Exercise goal —
Repeat each entry as written and leave the images out of the copy.

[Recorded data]

--- BEGIN ---

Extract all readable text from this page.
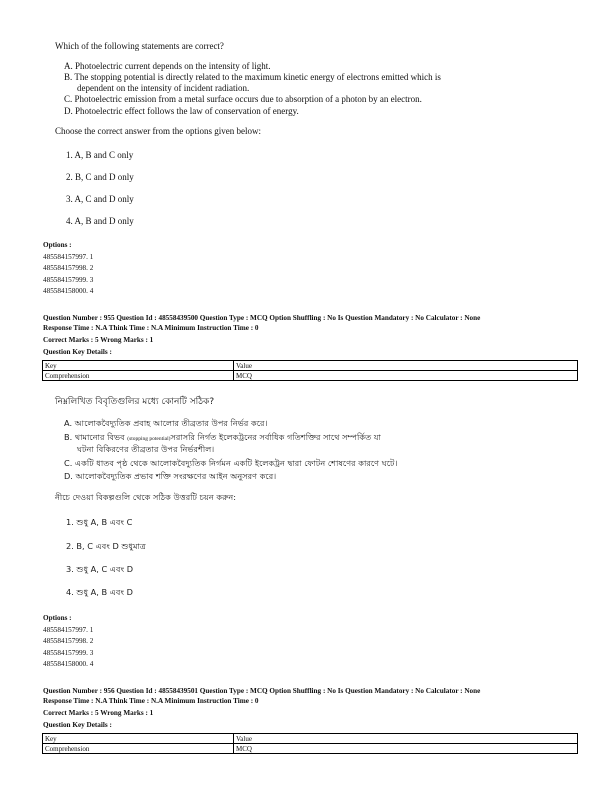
Which of the following statements are correct?
A. Photoelectric current depends on the intensity of light.
B. The stopping potential is directly related to the maximum kinetic energy of electrons emitted which is
dependent on the intensity of incident radiation.
C. Photoelectric emission from a metal surface occurs due to absorption of a photon by an electron.
D. Photoelectric effect follows the law of conservation of energy.
Choose the correct answer from the options given below:
1. A, B and C only
2. B, C and D only
3. A, C and D only
4. A, B and D only
Options :
485584157997. 1
485584157998. 2
485584157999. 3
485584158000. 4
Question Number : 955 Question Id : 48558439500 Question Type : MCQ Option Shuffling : No Is Question Mandatory : No Calculator : None
Response Time : N.A Think Time : N.A Minimum Instruction Time : 0
Correct Marks : 5 Wrong Marks : 1
Question Key Details :
Key	Value
Comprehension	MCQ
নিম্নলিখিত বিবৃতিগুলির মধ্যে কোনটি সঠিক?
A. আলোকবৈদ্যুতিক প্রবাহ আলোর তীব্রতার উপর নির্ভর করে।
B. থামানোর বিভব (stopping potential)সরাসরি নির্গত ইলেকট্রনের সর্বাধিক গতিশক্তির সাথে সম্পর্কিত যা
ঘটনা বিকিরণের তীব্রতার উপর নির্ভরশীল।
C. একটি ধাতব পৃষ্ঠ থেকে আলোকবৈদ্যুতিক নির্গমন একটি ইলেকট্রন দ্বারা ফোটন শোষণের কারণে ঘটে।
D. আলোকবৈদ্যুতিক প্রভাব শক্তি সংরক্ষণের আইন অনুসরণ করে।
নীচে দেওয়া বিকল্পগুলি থেকে সঠিক উত্তরটি চয়ন করুন:
1. শুধু A, B এবং C
2. B, C এবং D শুধুমাত্র
3. শুধু A, C এবং D
4. শুধু A, B এবং D
Options :
485584157997. 1
485584157998. 2
485584157999. 3
485584158000. 4
Question Number : 956 Question Id : 48558439501 Question Type : MCQ Option Shuffling : No Is Question Mandatory : No Calculator : None
Response Time : N.A Think Time : N.A Minimum Instruction Time : 0
Correct Marks : 5 Wrong Marks : 1
Question Key Details :
Key	Value
Comprehension	MCQ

--- END ---

Output of the exercise —
Extract all readable text from this page.
Which of the following statements are correct?
A. Photoelectric current depends on the intensity of light.
B. The stopping potential is directly related to the maximum kinetic energy of electrons emitted which is
dependent on the intensity of incident radiation.
C. Photoelectric emission from a metal surface occurs due to absorption of a photon by an electron.
D. Photoelectric effect follows the law of conservation of energy.
Choose the correct answer from the options given below:
1. A, B and C only
2. B, C and D only
3. A, C and D only
4. A, B and D only
Options :
485584157997. 1
485584157998. 2
485584157999. 3
485584158000. 4
Question Number : 955 Question Id : 48558439500 Question Type : MCQ Option Shuffling : No Is Question Mandatory : No Calculator : None
Response Time : N.A Think Time : N.A Minimum Instruction Time : 0
Correct Marks : 5 Wrong Marks : 1
Question Key Details :
Key	Value
Comprehension	MCQ
নিম্নলিখিত বিবৃতিগুলির মধ্যে কোনটি সঠিক?
A. আলোকবৈদ্যুতিক প্রবাহ আলোর তীব্রতার উপর নির্ভর করে।
B. থামানোর বিভব (stopping potential)সরাসরি নির্গত ইলেকট্রনের সর্বাধিক গতিশক্তির সাথে সম্পর্কিত যা
ঘটনা বিকিরণের তীব্রতার উপর নির্ভরশীল।
C. একটি ধাতব পৃষ্ঠ থেকে আলোকবৈদ্যুতিক নির্গমন একটি ইলেকট্রন দ্বারা ফোটন শোষণের কারণে ঘটে।
D. আলোকবৈদ্যুতিক প্রভাব শক্তি সংরক্ষণের আইন অনুসরণ করে।
নীচে দেওয়া বিকল্পগুলি থেকে সঠিক উত্তরটি চয়ন করুন:
1. শুধু A, B এবং C
2. B, C এবং D শুধুমাত্র
3. শুধু A, C এবং D
4. শুধু A, B এবং D
Options :
485584157997. 1
485584157998. 2
485584157999. 3
485584158000. 4
Question Number : 956 Question Id : 48558439501 Question Type : MCQ Option Shuffling : No Is Question Mandatory : No Calculator : None
Response Time : N.A Think Time : N.A Minimum Instruction Time : 0
Correct Marks : 5 Wrong Marks : 1
Question Key Details :
Key	Value
Comprehension	MCQ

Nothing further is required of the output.